Exercise:
For the data below, report only the number of lines containing the string "title".

Data records
____________________

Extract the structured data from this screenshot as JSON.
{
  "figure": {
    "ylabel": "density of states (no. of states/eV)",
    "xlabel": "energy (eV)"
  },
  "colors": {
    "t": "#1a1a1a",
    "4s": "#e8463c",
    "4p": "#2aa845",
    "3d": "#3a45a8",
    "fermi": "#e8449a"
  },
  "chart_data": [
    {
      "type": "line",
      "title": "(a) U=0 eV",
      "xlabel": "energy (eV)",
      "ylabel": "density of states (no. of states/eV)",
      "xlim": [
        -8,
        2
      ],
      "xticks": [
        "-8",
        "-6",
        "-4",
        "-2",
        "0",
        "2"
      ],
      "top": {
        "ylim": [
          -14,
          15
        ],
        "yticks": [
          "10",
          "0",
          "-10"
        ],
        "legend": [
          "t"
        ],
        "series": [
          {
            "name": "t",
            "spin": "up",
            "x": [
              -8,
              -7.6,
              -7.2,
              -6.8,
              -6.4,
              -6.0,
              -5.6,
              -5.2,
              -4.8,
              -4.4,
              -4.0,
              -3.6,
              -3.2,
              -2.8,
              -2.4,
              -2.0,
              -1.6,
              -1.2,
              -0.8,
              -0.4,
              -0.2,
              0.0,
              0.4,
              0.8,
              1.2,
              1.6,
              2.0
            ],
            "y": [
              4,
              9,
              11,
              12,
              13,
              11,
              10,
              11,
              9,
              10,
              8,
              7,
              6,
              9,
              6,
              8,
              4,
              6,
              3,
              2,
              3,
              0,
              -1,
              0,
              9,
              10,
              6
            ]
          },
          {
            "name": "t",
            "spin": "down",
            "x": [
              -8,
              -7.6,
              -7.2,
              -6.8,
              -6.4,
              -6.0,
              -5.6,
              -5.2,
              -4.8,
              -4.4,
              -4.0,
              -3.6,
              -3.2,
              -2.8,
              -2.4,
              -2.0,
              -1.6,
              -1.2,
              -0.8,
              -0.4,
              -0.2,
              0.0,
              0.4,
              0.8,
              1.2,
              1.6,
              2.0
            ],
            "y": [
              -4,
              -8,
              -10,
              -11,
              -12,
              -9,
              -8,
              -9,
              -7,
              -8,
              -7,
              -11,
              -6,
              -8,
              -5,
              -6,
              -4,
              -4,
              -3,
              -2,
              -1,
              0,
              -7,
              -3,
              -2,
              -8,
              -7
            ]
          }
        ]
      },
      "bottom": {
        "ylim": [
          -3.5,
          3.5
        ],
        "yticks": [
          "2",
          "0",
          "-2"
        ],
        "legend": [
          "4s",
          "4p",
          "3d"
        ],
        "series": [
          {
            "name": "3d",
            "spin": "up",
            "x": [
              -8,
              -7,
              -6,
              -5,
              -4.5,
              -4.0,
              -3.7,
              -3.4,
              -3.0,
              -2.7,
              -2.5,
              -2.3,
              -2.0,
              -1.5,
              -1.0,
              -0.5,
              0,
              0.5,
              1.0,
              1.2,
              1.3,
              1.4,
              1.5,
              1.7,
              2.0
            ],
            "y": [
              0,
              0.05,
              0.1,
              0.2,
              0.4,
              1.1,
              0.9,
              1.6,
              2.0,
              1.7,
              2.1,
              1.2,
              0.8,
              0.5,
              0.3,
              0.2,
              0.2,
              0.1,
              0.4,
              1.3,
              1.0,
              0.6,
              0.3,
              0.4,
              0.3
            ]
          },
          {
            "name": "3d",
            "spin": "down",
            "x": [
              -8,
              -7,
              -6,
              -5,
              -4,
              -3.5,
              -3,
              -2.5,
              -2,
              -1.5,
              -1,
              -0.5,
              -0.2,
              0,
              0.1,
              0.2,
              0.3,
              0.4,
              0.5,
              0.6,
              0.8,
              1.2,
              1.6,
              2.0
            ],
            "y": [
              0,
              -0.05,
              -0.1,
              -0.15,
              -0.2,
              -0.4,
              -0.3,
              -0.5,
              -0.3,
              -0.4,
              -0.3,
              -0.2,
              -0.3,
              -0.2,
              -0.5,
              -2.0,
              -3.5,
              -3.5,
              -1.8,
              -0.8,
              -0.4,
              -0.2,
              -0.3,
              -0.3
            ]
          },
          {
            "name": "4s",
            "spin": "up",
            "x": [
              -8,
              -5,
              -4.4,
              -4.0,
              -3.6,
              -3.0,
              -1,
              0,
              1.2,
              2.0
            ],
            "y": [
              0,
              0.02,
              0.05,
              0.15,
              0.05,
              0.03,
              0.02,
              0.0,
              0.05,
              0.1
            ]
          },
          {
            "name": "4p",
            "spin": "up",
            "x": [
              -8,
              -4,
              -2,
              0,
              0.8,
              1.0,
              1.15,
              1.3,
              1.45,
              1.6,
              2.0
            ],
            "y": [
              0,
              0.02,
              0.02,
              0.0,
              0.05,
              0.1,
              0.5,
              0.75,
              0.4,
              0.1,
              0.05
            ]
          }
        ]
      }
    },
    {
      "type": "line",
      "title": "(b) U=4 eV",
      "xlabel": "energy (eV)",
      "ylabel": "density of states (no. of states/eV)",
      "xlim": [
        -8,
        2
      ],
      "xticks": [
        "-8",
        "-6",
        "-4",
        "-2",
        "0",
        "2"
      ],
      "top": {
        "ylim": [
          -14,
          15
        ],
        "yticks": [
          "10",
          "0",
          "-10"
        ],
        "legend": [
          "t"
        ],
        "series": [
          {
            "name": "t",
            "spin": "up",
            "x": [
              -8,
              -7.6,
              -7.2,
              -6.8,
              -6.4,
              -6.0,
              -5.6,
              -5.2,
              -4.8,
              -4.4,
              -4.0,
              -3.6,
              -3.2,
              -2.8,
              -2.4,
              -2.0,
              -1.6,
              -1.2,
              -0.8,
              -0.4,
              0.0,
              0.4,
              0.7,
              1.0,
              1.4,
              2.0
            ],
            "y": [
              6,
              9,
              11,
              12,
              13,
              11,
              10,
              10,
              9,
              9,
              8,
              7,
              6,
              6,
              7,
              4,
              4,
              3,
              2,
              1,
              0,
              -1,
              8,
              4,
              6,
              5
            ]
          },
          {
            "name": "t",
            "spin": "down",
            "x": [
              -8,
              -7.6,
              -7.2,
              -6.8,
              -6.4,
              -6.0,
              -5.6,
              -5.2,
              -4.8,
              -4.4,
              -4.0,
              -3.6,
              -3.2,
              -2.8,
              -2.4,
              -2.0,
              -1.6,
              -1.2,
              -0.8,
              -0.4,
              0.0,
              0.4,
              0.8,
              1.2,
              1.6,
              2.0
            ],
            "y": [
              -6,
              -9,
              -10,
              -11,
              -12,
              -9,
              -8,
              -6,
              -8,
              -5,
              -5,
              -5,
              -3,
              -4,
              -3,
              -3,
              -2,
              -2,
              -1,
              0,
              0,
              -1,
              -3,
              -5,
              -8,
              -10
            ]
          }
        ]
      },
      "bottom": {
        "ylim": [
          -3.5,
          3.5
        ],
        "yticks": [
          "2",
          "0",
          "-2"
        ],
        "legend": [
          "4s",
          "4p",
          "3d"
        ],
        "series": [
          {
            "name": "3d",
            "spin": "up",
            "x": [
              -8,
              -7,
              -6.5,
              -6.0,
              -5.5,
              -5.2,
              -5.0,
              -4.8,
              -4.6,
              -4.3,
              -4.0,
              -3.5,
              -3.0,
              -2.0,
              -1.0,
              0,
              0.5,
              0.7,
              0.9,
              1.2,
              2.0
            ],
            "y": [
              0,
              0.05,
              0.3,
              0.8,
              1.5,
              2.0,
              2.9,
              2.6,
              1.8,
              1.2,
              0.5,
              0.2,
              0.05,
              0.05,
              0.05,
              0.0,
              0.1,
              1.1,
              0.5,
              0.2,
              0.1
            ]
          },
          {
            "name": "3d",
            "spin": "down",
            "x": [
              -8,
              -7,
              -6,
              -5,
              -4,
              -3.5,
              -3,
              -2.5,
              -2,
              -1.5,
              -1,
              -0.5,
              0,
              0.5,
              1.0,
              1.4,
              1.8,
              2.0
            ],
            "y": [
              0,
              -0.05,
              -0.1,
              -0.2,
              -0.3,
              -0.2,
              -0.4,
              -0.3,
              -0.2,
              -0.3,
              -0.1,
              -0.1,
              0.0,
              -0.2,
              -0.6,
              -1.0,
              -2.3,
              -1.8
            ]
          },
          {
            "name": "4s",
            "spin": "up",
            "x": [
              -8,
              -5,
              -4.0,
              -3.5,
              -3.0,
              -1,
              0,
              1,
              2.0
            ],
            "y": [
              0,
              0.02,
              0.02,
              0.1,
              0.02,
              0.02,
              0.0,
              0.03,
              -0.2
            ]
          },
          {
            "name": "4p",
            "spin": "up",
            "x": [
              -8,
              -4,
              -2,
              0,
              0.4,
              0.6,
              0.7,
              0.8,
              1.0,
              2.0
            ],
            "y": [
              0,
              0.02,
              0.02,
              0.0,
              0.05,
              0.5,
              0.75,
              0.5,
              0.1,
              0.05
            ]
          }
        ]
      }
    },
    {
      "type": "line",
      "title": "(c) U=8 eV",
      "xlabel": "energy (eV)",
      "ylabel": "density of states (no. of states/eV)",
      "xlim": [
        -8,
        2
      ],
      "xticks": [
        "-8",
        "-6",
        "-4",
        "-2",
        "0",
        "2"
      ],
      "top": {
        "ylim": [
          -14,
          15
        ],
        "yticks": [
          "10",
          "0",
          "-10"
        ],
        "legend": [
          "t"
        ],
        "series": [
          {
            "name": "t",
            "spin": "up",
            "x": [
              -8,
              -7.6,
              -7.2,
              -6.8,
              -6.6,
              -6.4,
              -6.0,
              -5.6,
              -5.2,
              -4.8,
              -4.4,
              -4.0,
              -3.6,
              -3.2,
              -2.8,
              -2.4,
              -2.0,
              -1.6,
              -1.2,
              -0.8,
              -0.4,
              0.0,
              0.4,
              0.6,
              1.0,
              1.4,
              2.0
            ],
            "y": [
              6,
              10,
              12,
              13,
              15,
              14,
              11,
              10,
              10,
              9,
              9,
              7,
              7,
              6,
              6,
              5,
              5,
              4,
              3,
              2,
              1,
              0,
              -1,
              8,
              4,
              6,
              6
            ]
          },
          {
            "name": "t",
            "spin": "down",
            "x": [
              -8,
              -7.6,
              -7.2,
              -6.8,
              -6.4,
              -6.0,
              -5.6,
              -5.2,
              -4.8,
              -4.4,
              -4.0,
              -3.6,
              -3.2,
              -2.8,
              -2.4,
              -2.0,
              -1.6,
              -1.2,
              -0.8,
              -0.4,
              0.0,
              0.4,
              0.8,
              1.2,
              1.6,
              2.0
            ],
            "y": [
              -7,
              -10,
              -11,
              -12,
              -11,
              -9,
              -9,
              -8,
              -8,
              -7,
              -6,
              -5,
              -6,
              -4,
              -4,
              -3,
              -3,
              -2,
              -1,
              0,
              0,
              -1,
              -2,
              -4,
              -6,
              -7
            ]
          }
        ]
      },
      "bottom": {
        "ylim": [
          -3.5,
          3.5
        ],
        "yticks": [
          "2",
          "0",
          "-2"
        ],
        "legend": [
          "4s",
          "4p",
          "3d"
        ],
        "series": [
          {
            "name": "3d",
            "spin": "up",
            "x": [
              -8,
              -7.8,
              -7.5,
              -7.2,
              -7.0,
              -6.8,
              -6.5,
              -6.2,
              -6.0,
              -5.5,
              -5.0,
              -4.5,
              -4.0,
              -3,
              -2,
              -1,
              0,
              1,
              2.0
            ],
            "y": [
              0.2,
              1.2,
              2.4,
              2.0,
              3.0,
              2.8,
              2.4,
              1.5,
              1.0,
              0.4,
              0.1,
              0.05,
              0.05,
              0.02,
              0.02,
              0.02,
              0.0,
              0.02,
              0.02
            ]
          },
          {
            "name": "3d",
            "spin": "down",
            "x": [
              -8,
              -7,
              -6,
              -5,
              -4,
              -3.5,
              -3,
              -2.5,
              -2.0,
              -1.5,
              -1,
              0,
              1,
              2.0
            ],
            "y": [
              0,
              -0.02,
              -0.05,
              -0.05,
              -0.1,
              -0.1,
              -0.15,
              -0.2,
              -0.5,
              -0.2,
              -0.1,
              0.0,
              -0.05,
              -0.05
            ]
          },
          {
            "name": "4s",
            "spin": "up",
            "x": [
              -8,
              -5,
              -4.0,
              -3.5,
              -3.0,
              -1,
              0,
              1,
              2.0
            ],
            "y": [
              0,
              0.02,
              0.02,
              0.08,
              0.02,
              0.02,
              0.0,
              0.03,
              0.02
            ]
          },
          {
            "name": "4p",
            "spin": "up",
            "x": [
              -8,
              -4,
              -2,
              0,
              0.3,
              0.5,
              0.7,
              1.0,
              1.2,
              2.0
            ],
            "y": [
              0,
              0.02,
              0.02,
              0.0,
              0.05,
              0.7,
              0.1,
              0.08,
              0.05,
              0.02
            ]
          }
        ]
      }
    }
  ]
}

____________________

Full answer:
3